Data excerpts ▸
►

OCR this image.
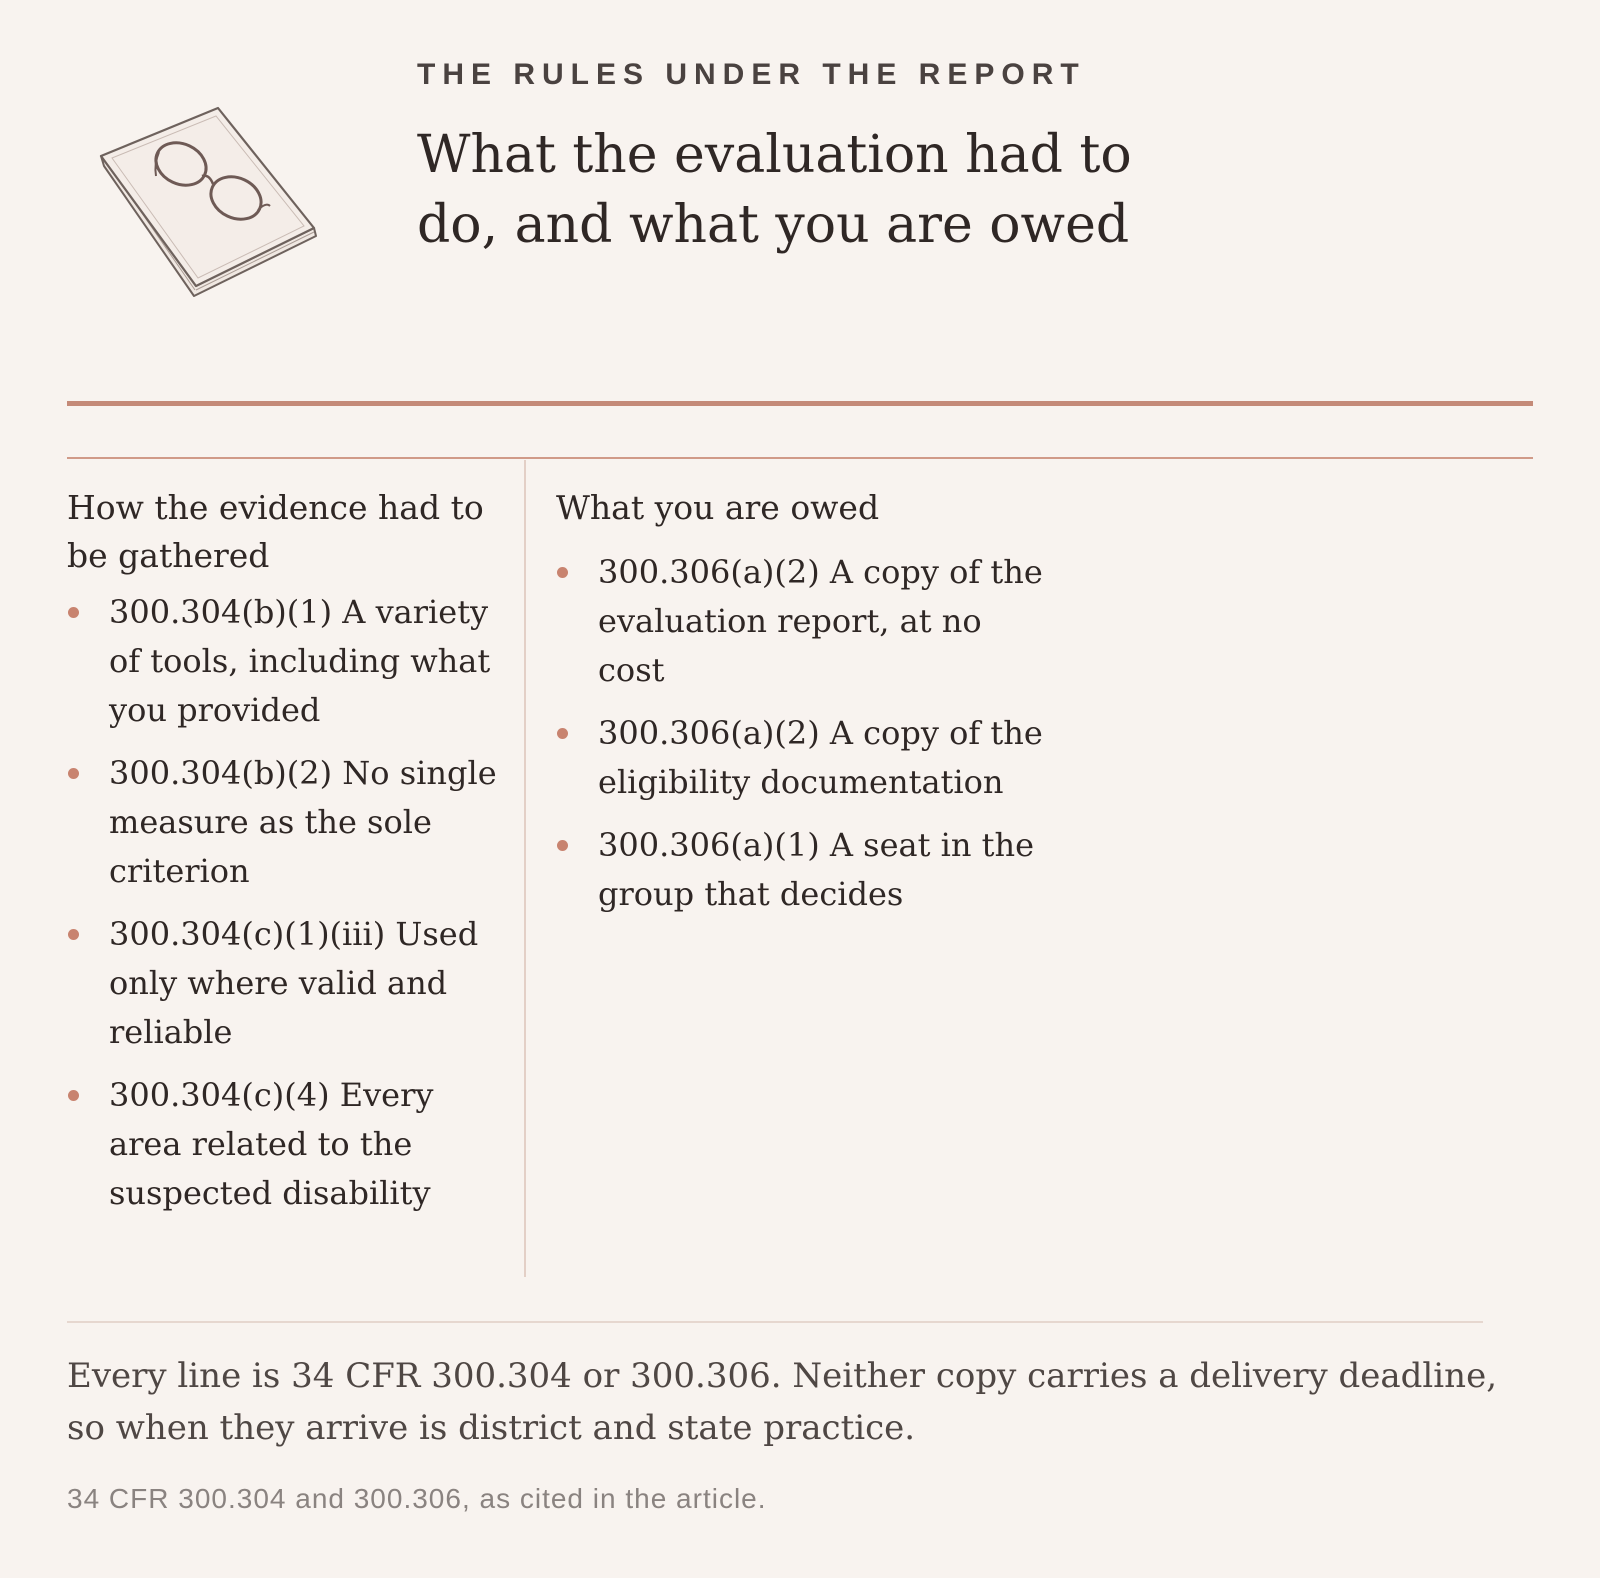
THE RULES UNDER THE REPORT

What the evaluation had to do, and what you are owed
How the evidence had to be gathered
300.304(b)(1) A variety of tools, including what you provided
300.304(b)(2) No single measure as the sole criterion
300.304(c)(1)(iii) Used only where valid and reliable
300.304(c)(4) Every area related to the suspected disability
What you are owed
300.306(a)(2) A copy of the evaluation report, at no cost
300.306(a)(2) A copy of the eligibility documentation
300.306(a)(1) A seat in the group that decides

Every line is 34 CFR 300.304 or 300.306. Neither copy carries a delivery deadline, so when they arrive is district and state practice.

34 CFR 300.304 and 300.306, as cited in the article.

◄

Your instructions ▸ Print every entry exactly as written, without the pictures.

Exercise answer ▸
OCR this image.
THE RULES UNDER THE REPORT

What the evaluation had to do, and what you are owed
How the evidence had to be gathered
300.304(b)(1) A variety of tools, including what you provided
300.304(b)(2) No single measure as the sole criterion
300.304(c)(1)(iii) Used only where valid and reliable
300.304(c)(4) Every area related to the suspected disability
What you are owed
300.306(a)(2) A copy of the evaluation report, at no cost
300.306(a)(2) A copy of the eligibility documentation
300.306(a)(1) A seat in the group that decides

Every line is 34 CFR 300.304 or 300.306. Neither copy carries a delivery deadline, so when they arrive is district and state practice.

34 CFR 300.304 and 300.306, as cited in the article.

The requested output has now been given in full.